Given passage ->
■ ■ ■ ■ ■
George Brandis and the “settled science” of climate change

George Brandis in Australia's Senate
George Brandis in Australia’s Senate

Australia’s Attorney-General Senator George Brandis gave an interview a couple of weeks ago where he got all upset about people who say the science of climate change is “settled”.

Brandis said people who made this claim were “ignorant” and “medieval” and ventured further into the defence of climate science deniers over a few glasses of who-knows-what with Brendan O’Neill, the editor of the online magazine Spiked ( a new incarnation of a magazine that used to be called Living Marxism) .

The interview was widely reported  – The Guardian, ABC and Sydney Morning Herald all had a crack at the story.

On my Planet Oz Guardian blog, I went to visit Brandis to warn him he might have got his alternate and actual universes transposed.

Brandis had tried to paint climate science deniers as poor sidelined victims at a time when they’re all over Australia’s dominant media outlet, News Corp.

Peter Ellerton, a lecturer in critical thinking at the University of Queensland, put it succinctly when he wrote on The Conversation: “Brandis has confused the right to speak an idea with the non-existent right that the idea be given credibility.”

Ellerton added:

Brandis hopes that our natural repulsion at excluding a particular view from the public arena will be aroused in support of climate science denial. This, however, ignores a vital characteristic of public debate: when ideas suffer body blows of sustained scientific refutation any attempt to maintain their status by appeal to an equal right of hearing is also an attempt to exempt them from evidential requirements and argumentative rigour.

Brandis reserved particular disdain for Senator Penny Wong, who he has apparently crowned the “high priestess of political correctness”.

So I went back to some of the exchanges between Brandis and Wong recorded in the Australian Parliamentary Hansard.  It turns out that nobody should have been surprised at what Brandis had said.
■ ■ ■ ■ ■
[Dataset entries]
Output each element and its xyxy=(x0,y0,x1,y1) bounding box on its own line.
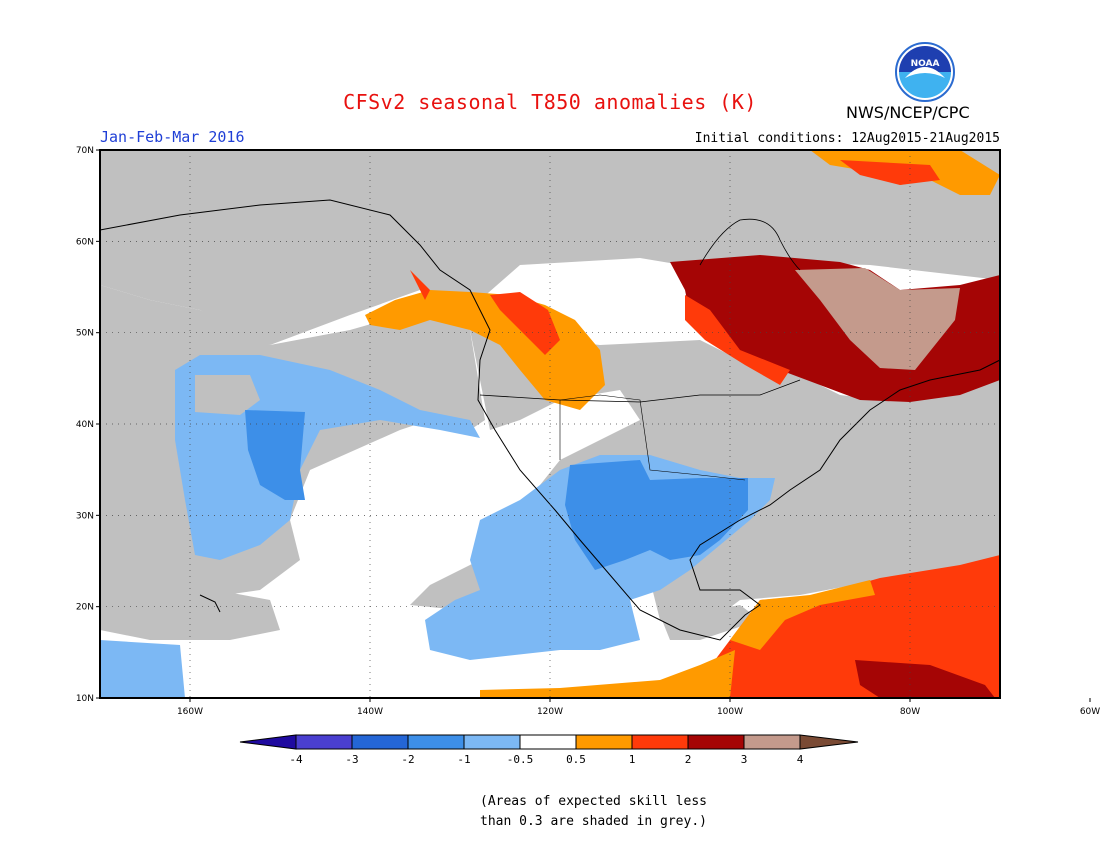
colorbar-arrow-right xyxy=(799,734,859,750)
us-canada-border xyxy=(479,379,801,403)
lon-label: 120W xyxy=(537,707,563,717)
warm-red-bc xyxy=(490,292,560,355)
warm-orange-pacific-south xyxy=(480,650,735,698)
skill-note: (Areas of expected skill less than 0.3 a… xyxy=(480,792,707,832)
colorbar-swatch xyxy=(407,734,465,750)
colorbar-label: 3 xyxy=(741,753,748,766)
grey-island-pacific xyxy=(195,375,260,415)
grey-region-north xyxy=(100,150,1000,345)
skill-note-line1: (Areas of expected skill less xyxy=(480,794,707,809)
colorbar-label: -3 xyxy=(345,753,358,766)
lat-label: 40N xyxy=(76,420,94,430)
chart-title: CFSv2 seasonal T850 anomalies (K) xyxy=(343,90,757,114)
forecast-period: Jan-Feb-Mar 2016 xyxy=(100,128,245,146)
colorbar-swatch xyxy=(295,734,353,750)
lon-label: 80W xyxy=(900,707,920,717)
warm-tan-quebec xyxy=(795,268,960,370)
lon-label: 60W xyxy=(1080,707,1100,717)
lat-label: 30N xyxy=(76,511,94,521)
colorbar-swatch xyxy=(575,734,633,750)
warm-red-caribbean xyxy=(700,555,1000,698)
colorbar-label: -2 xyxy=(401,753,414,766)
colorbar-label: -1 xyxy=(457,753,470,766)
hawaii-islands xyxy=(199,594,221,613)
colorbar-swatch xyxy=(631,734,689,750)
cool-mid-pacific xyxy=(245,410,305,500)
lat-label: 20N xyxy=(76,603,94,613)
lon-label: 160W xyxy=(177,707,203,717)
skill-note-line2: than 0.3 are shaded in grey.) xyxy=(480,814,707,829)
coastline xyxy=(99,199,1001,641)
warm-dark-colombia xyxy=(855,660,995,698)
colorbar-swatch xyxy=(687,734,745,750)
colorbar-swatch xyxy=(463,734,521,750)
colorbar-label: -4 xyxy=(289,753,303,766)
svg-text:NOAA: NOAA xyxy=(911,59,940,69)
lat-label: 50N xyxy=(76,329,94,339)
colorbar-label: 2 xyxy=(685,753,692,766)
cool-light-hawaii-south xyxy=(100,640,185,698)
lon-label: 140W xyxy=(357,707,383,717)
cool-mid-texas xyxy=(565,460,748,570)
warm-red-alaska xyxy=(410,270,430,300)
warm-red-greenland xyxy=(840,160,940,185)
lat-label: 60N xyxy=(76,237,94,247)
colorbar-label: 4 xyxy=(797,753,804,766)
grey-region-hawaii xyxy=(100,580,280,640)
colorbar-label: -0.5 xyxy=(507,753,534,766)
colorbar-swatch xyxy=(743,734,801,750)
colorbar-swatch xyxy=(519,734,577,750)
hudson-bay xyxy=(699,218,801,271)
colorbar-label: 1 xyxy=(629,753,636,766)
colorbar-arrow-left xyxy=(239,734,297,750)
colorbar-label: 0.5 xyxy=(566,753,586,766)
agency-label: NWS/NCEP/CPC xyxy=(846,103,970,122)
lat-label: 10N xyxy=(76,694,94,704)
warm-red-ontario xyxy=(685,295,790,385)
lon-label: 100W xyxy=(717,707,743,717)
noaa-logo: NOAA xyxy=(895,42,955,102)
initial-conditions: Initial conditions: 12Aug2015-21Aug2015 xyxy=(694,131,1000,146)
colorbar-swatch xyxy=(351,734,409,750)
lat-label: 70N xyxy=(76,146,94,156)
warm-orange-caribbean-edge xyxy=(730,580,875,650)
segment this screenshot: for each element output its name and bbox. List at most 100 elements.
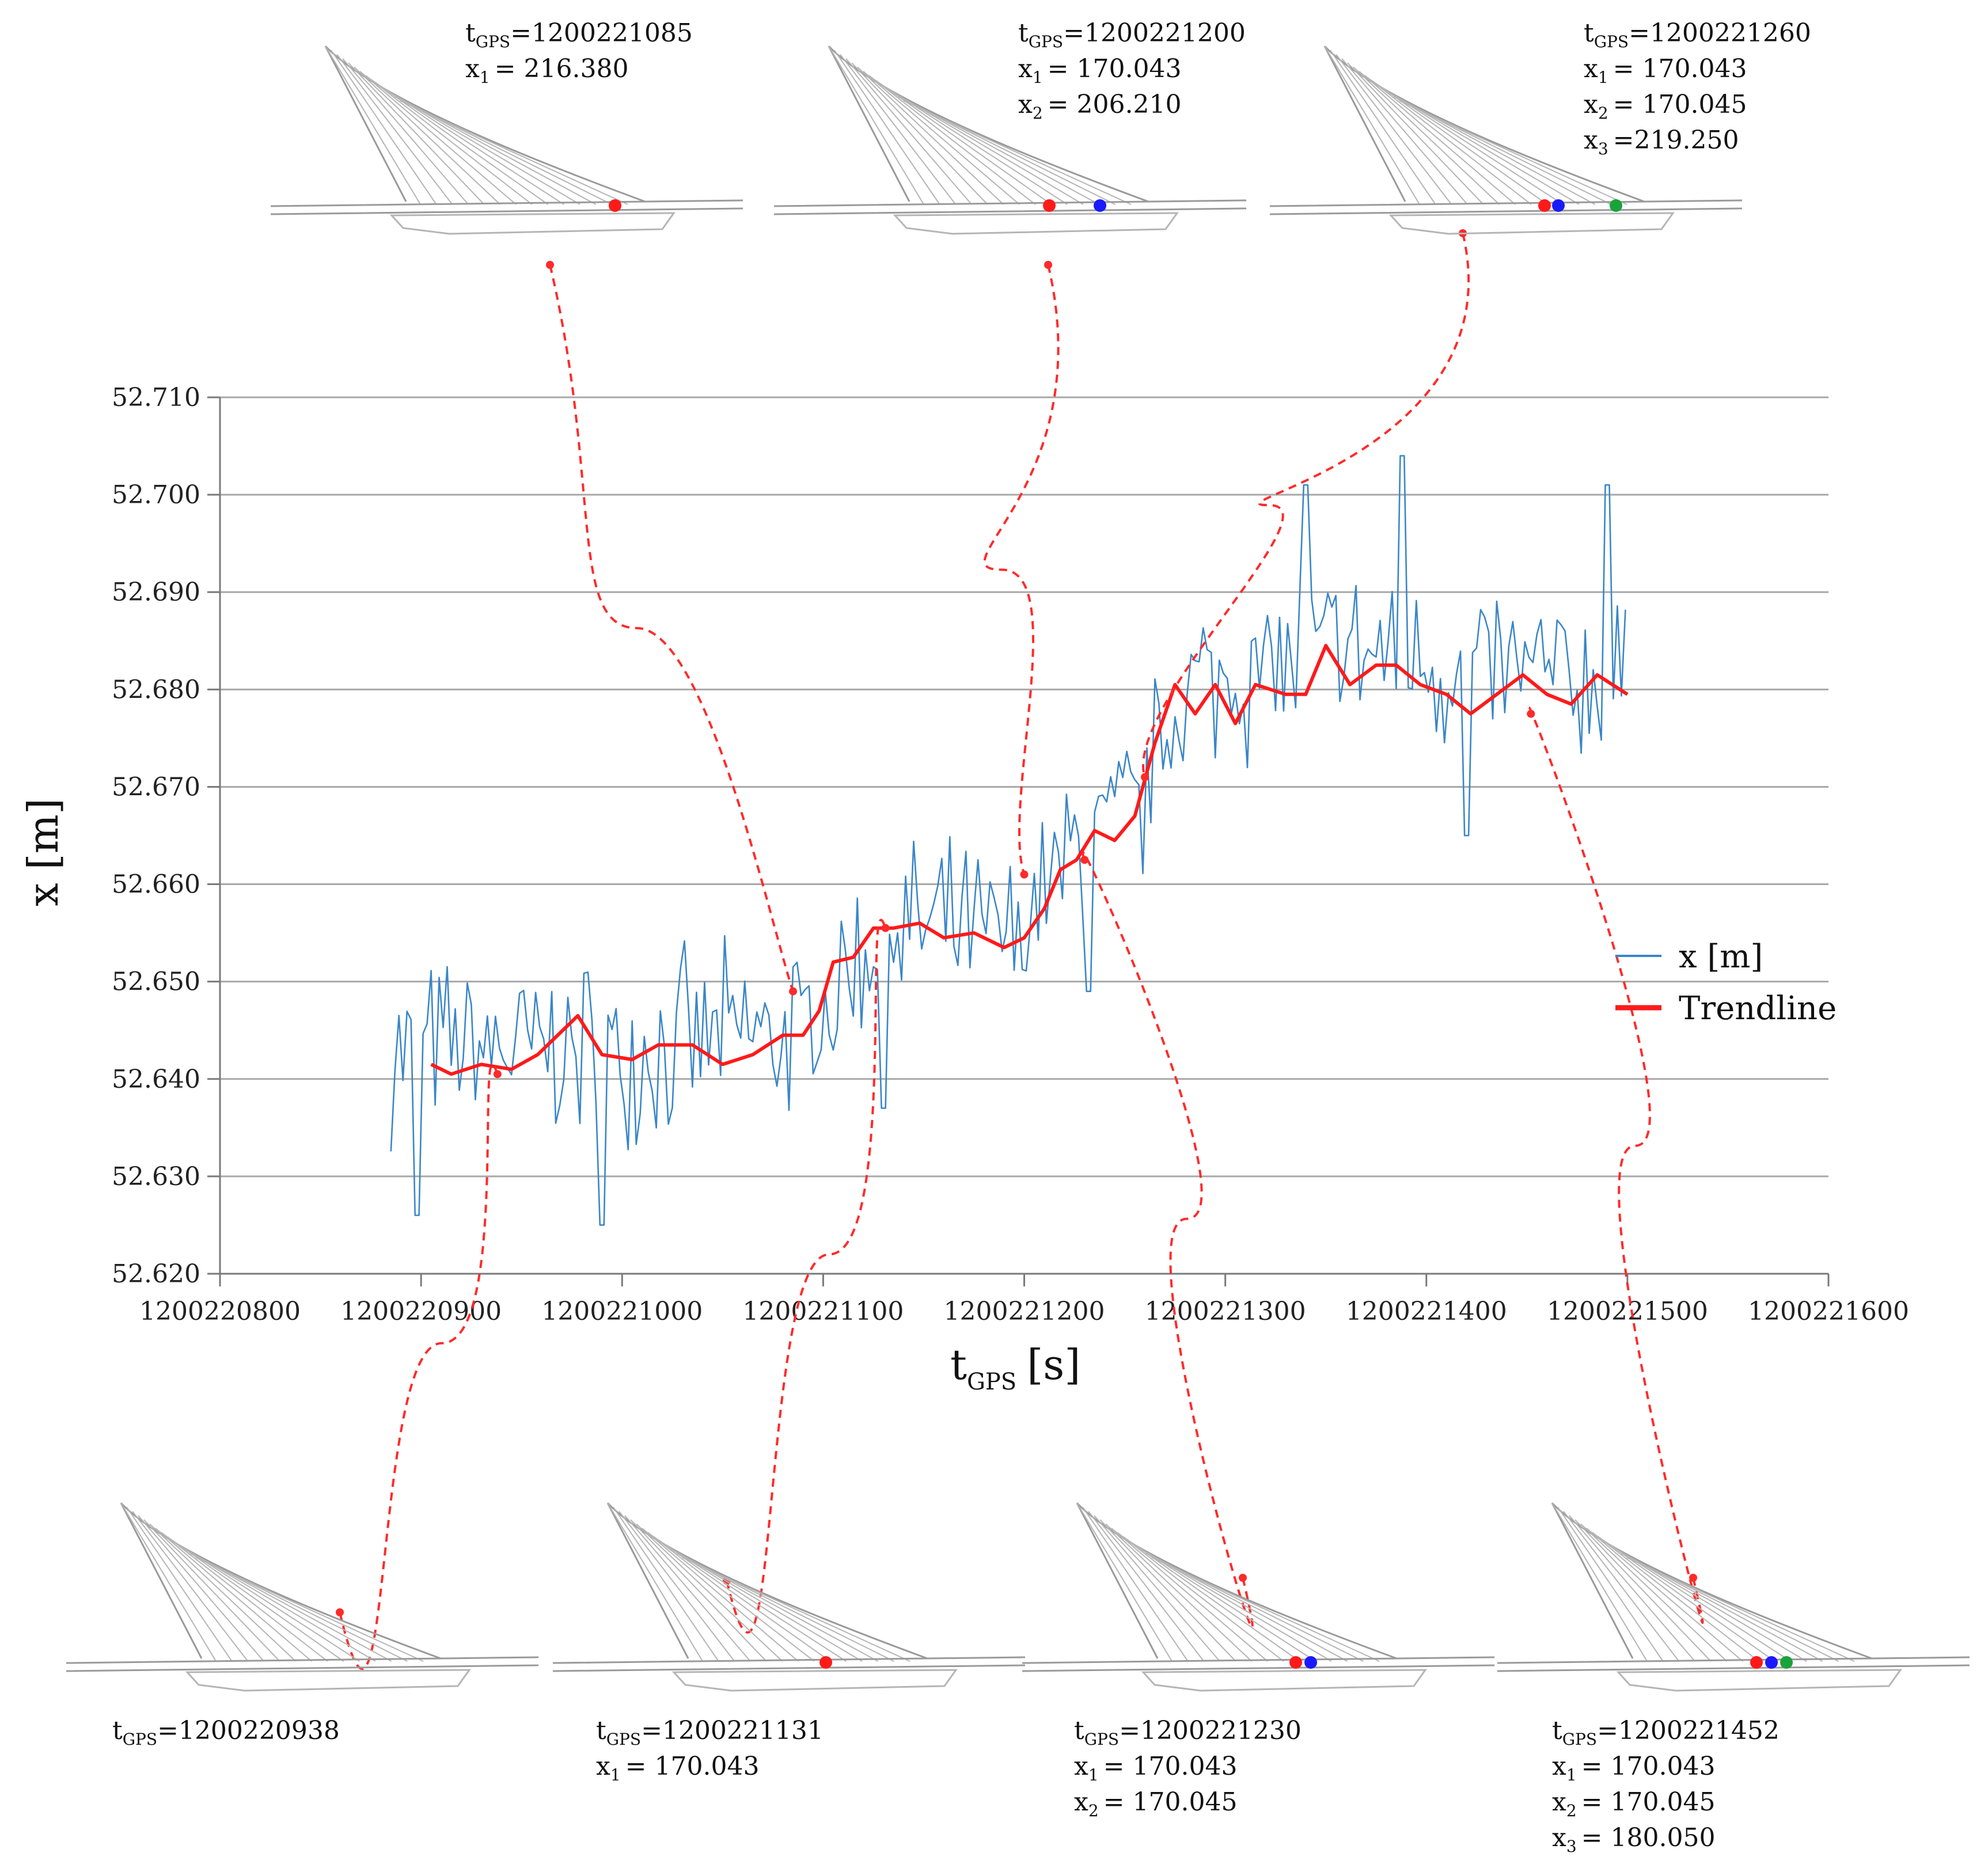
annotation-arrows xyxy=(336,229,1704,1670)
y-tick-label: 52.680 xyxy=(112,675,200,704)
pylon xyxy=(120,1502,441,1660)
bridge-deck xyxy=(552,1656,1026,1672)
connector-arrow xyxy=(983,264,1060,875)
stay-cable xyxy=(624,1515,751,1662)
legend: x [m] Trendline xyxy=(1615,938,1837,1027)
x-axis-label: tGPS [s] xyxy=(950,1341,1080,1395)
stay-cable xyxy=(1105,1523,1253,1662)
stay-cable xyxy=(348,62,485,205)
connector-arrow xyxy=(1081,851,1254,1628)
stay-cable xyxy=(120,1502,217,1662)
stay-cable xyxy=(1626,1557,1855,1662)
stay-cable xyxy=(607,1502,703,1662)
stay-cable xyxy=(834,50,940,205)
x-tick-label: 1200221100 xyxy=(742,1297,904,1326)
stay-cable xyxy=(630,1519,767,1662)
bridge-girder xyxy=(1388,212,1675,235)
legend-label-trendline: Trendline xyxy=(1679,990,1837,1027)
stay-cable xyxy=(365,75,533,205)
y-tick-label: 52.630 xyxy=(112,1162,200,1191)
stay-cable xyxy=(636,1523,783,1662)
y-tick-label: 52.650 xyxy=(112,967,200,997)
panel-position-label: x2 = 206.210 xyxy=(1018,90,1181,123)
stay-cable xyxy=(647,1532,815,1662)
stay-cable xyxy=(613,1506,719,1662)
panel-position-label: x2 = 170.045 xyxy=(1584,90,1747,123)
stay-cable xyxy=(1088,1511,1205,1662)
stay-cable xyxy=(1082,1506,1189,1662)
stay-cable xyxy=(336,54,453,205)
stay-cable xyxy=(851,62,988,205)
stay-cable xyxy=(845,58,972,205)
y-tick-label: 52.690 xyxy=(112,578,200,607)
bridge-deck xyxy=(1269,199,1743,215)
legend-label-x: x [m] xyxy=(1679,938,1763,975)
stay-cable xyxy=(1563,1511,1680,1662)
panel-position-label: x3 = 180.050 xyxy=(1552,1823,1715,1856)
sensor-marker-2 xyxy=(1552,199,1565,212)
arrow-head-plot xyxy=(1020,870,1029,879)
sensor-marker-2 xyxy=(1094,199,1106,212)
stay-cable xyxy=(149,1523,297,1662)
arrow-head-plot xyxy=(493,1070,502,1079)
panel-position-label: x1 = 170.043 xyxy=(1584,54,1747,87)
stay-cable xyxy=(400,100,628,205)
panel-position-label: x1 = 216.380 xyxy=(465,54,628,87)
stay-cable xyxy=(195,1557,424,1662)
stay-cable xyxy=(828,45,924,205)
stay-cable xyxy=(1580,1523,1728,1662)
stay-cable xyxy=(1099,1519,1236,1662)
pylon xyxy=(1323,45,1645,203)
panel-position-label: x3 =219.250 xyxy=(1584,126,1739,158)
y-tick-label: 52.620 xyxy=(112,1259,200,1289)
stay-cable xyxy=(1076,1502,1173,1662)
stay-cable xyxy=(155,1528,312,1662)
stay-cable xyxy=(354,66,501,205)
stay-cable xyxy=(619,1511,735,1662)
arrow-head-plot xyxy=(1080,856,1089,864)
x-axis-label-unit: [s] xyxy=(1027,1341,1080,1389)
bridge-panel-bottom-1: tGPS=1200220938 xyxy=(66,1502,539,1749)
panel-time-label: tGPS=1200221230 xyxy=(1074,1716,1302,1749)
stay-cable xyxy=(868,75,1036,205)
y-tick-label: 52.670 xyxy=(112,772,200,802)
panel-time-label: tGPS=1200221131 xyxy=(596,1716,824,1749)
y-axis-label: x [m] xyxy=(19,798,67,906)
stay-cable xyxy=(1353,66,1500,205)
stay-cable xyxy=(126,1506,233,1662)
y-tick-label: 52.710 xyxy=(112,383,200,412)
grid-lines xyxy=(207,396,1830,1286)
stay-cable xyxy=(331,50,437,205)
stay-cable xyxy=(1586,1528,1743,1662)
x-tick-label: 1200221500 xyxy=(1547,1297,1708,1326)
y-axis-ticks: 52.620 52.630 52.640 52.650 52.660 52.670 52.6… xyxy=(112,383,200,1289)
panel-time-label: tGPS=1200221085 xyxy=(465,18,693,51)
x-axis-title: tGPS [s] xyxy=(950,1341,1080,1395)
arrow-head-panel xyxy=(1044,261,1052,269)
bridge-girder xyxy=(893,212,1179,235)
stay-cable xyxy=(1347,62,1484,205)
stay-cable xyxy=(1151,1557,1380,1662)
stay-cable xyxy=(143,1519,280,1662)
connector-arrow xyxy=(1528,706,1704,1624)
x-tick-label: 1200221600 xyxy=(1748,1297,1909,1326)
stay-cable xyxy=(1592,1532,1759,1662)
arrow-head-panel xyxy=(546,261,554,269)
bridge-girder xyxy=(1616,1669,1902,1692)
x-tick-label: 1200221300 xyxy=(1145,1297,1306,1326)
arrow-head-panel xyxy=(1239,1574,1247,1582)
stay-cable xyxy=(863,71,1020,205)
sensor-marker-1 xyxy=(820,1656,832,1669)
stay-cable xyxy=(342,58,469,205)
sensor-marker-2 xyxy=(1765,1656,1778,1669)
panel-time-label: tGPS=1200221260 xyxy=(1584,18,1811,51)
panel-position-label: x1 = 170.043 xyxy=(1552,1752,1715,1785)
stay-cable xyxy=(325,45,421,205)
stay-cable xyxy=(1364,75,1532,205)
■ ■ ■ ■ ■
Task requirements -> From the post on George Brandis and climate science, turn the paragraph starting "Brandis said people who made this claim" into a brief bulleted list that keeps its main facts. Rely only on the text to complete what comes next.

Reply to the exercise ->
- Brandis called people who say the science of climate change is "settled" "ignorant" and "medieval."
- He went further in defending climate science deniers.
- He said this over drinks with Brendan O'Neill, editor of the online magazine Spiked, a new incarnation of the magazine once called Living Marxism.